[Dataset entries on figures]
— Begin —

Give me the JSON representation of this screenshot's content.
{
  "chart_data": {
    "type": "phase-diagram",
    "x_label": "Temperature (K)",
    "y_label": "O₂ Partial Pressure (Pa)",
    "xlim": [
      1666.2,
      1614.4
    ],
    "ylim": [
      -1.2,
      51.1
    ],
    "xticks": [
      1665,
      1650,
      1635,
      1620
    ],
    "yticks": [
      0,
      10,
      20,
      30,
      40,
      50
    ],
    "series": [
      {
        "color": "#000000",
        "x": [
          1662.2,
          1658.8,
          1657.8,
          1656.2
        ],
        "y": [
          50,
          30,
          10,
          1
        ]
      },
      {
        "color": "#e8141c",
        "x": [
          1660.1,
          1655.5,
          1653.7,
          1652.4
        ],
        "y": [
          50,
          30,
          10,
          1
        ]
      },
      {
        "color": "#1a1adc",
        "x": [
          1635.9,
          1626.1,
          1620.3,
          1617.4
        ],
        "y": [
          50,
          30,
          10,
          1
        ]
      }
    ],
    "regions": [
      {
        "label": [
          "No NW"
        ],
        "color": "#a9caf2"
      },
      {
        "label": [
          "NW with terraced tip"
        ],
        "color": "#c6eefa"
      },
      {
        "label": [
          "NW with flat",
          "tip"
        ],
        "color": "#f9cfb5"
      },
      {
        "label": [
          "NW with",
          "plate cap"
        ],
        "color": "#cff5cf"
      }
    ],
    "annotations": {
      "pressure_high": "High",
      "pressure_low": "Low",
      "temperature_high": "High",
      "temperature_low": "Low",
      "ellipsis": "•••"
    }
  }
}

— End —

Every line above should be retyped exactly as given.

Give me the JSON representation of this screenshot's content.
{
  "chart_data": {
    "type": "phase-diagram",
    "x_label": "Temperature (K)",
    "y_label": "O₂ Partial Pressure (Pa)",
    "xlim": [
      1666.2,
      1614.4
    ],
    "ylim": [
      -1.2,
      51.1
    ],
    "xticks": [
      1665,
      1650,
      1635,
      1620
    ],
    "yticks": [
      0,
      10,
      20,
      30,
      40,
      50
    ],
    "series": [
      {
        "color": "#000000",
        "x": [
          1662.2,
          1658.8,
          1657.8,
          1656.2
        ],
        "y": [
          50,
          30,
          10,
          1
        ]
      },
      {
        "color": "#e8141c",
        "x": [
          1660.1,
          1655.5,
          1653.7,
          1652.4
        ],
        "y": [
          50,
          30,
          10,
          1
        ]
      },
      {
        "color": "#1a1adc",
        "x": [
          1635.9,
          1626.1,
          1620.3,
          1617.4
        ],
        "y": [
          50,
          30,
          10,
          1
        ]
      }
    ],
    "regions": [
      {
        "label": [
          "No NW"
        ],
        "color": "#a9caf2"
      },
      {
        "label": [
          "NW with terraced tip"
        ],
        "color": "#c6eefa"
      },
      {
        "label": [
          "NW with flat",
          "tip"
        ],
        "color": "#f9cfb5"
      },
      {
        "label": [
          "NW with",
          "plate cap"
        ],
        "color": "#cff5cf"
      }
    ],
    "annotations": {
      "pressure_high": "High",
      "pressure_low": "Low",
      "temperature_high": "High",
      "temperature_low": "Low",
      "ellipsis": "•••"
    }
  }
}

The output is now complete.